Data items:
☆ ☆ ☆

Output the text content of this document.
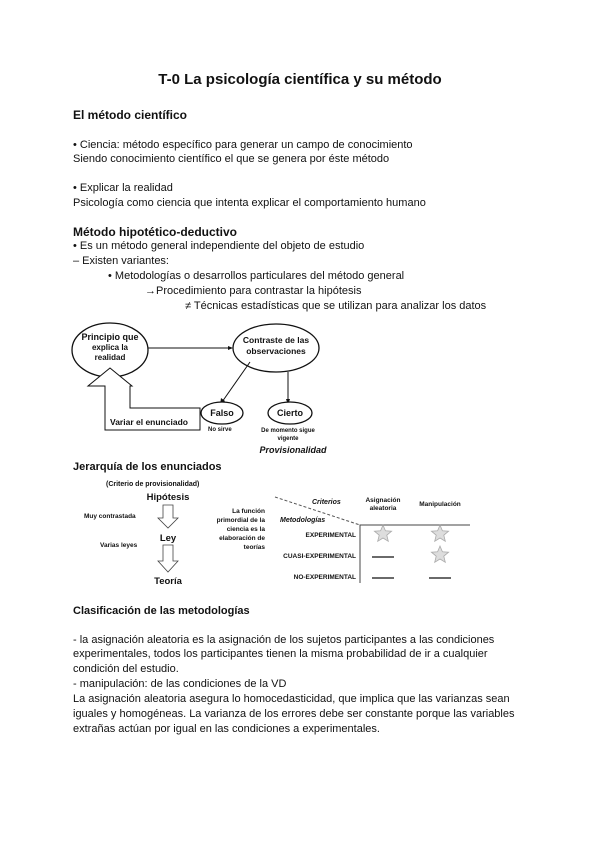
T-0 La psicología científica y su método
El método científico
• Ciencia: método específico para generar un campo de conocimiento
Siendo conocimiento científico el que se genera por éste método
• Explicar la realidad
Psicología como ciencia que intenta explicar el comportamiento humano
Método hipotético-deductivo
• Es un método general independiente del objeto de estudio
– Existen variantes:
• Metodologías o desarrollos particulares del método general
→Procedimiento para contrastar la hipótesis
≠ Técnicas estadísticas que se utilizan para analizar los datos
Principio que
explica la
realidad
Contraste de las
observaciones
Variar el enunciado
Falso
No sirve
Cierto
De momento sigue
vigente
Provisionalidad
Jerarquía de los enunciados
(Criterio de provisionalidad)
Hipótesis
Ley
Teoría
Muy contrastada
Varias leyes
La función
primordial de la
ciencia es la
elaboración de
teorías
Criterios
Metodologías
Asignación
aleatoria
Manipulación
EXPERIMENTAL
CUASI-EXPERIMENTAL
NO-EXPERIMENTAL
Clasificación de las metodologías
- la asignación aleatoria es la asignación de los sujetos participantes a las condiciones
experimentales, todos los participantes tienen la misma probabilidad de ir a cualquier
condición del estudio.
- manipulación: de las condiciones de la VD
La asignación aleatoria asegura lo homocedasticidad, que implica que las varianzas sean
iguales y homogéneas. La varianza de los errores debe ser constante porque las variables
extrañas actúan por igual en las condiciones a experimentales.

☆ ☆ ☆

## Work instructions
Reproduce all the records verbatim, excluding images.

## Response
Output the text content of this document.
T-0 La psicología científica y su método
El método científico
• Ciencia: método específico para generar un campo de conocimiento
Siendo conocimiento científico el que se genera por éste método
• Explicar la realidad
Psicología como ciencia que intenta explicar el comportamiento humano
Método hipotético-deductivo
• Es un método general independiente del objeto de estudio
– Existen variantes:
• Metodologías o desarrollos particulares del método general
→Procedimiento para contrastar la hipótesis
≠ Técnicas estadísticas que se utilizan para analizar los datos
Principio que
explica la
realidad
Contraste de las
observaciones
Variar el enunciado
Falso
No sirve
Cierto
De momento sigue
vigente
Provisionalidad
Jerarquía de los enunciados
(Criterio de provisionalidad)
Hipótesis
Ley
Teoría
Muy contrastada
Varias leyes
La función
primordial de la
ciencia es la
elaboración de
teorías
Criterios
Metodologías
Asignación
aleatoria
Manipulación
EXPERIMENTAL
CUASI-EXPERIMENTAL
NO-EXPERIMENTAL
Clasificación de las metodologías
- la asignación aleatoria es la asignación de los sujetos participantes a las condiciones
experimentales, todos los participantes tienen la misma probabilidad de ir a cualquier
condición del estudio.
- manipulación: de las condiciones de la VD
La asignación aleatoria asegura lo homocedasticidad, que implica que las varianzas sean
iguales y homogéneas. La varianza de los errores debe ser constante porque las variables
extrañas actúan por igual en las condiciones a experimentales.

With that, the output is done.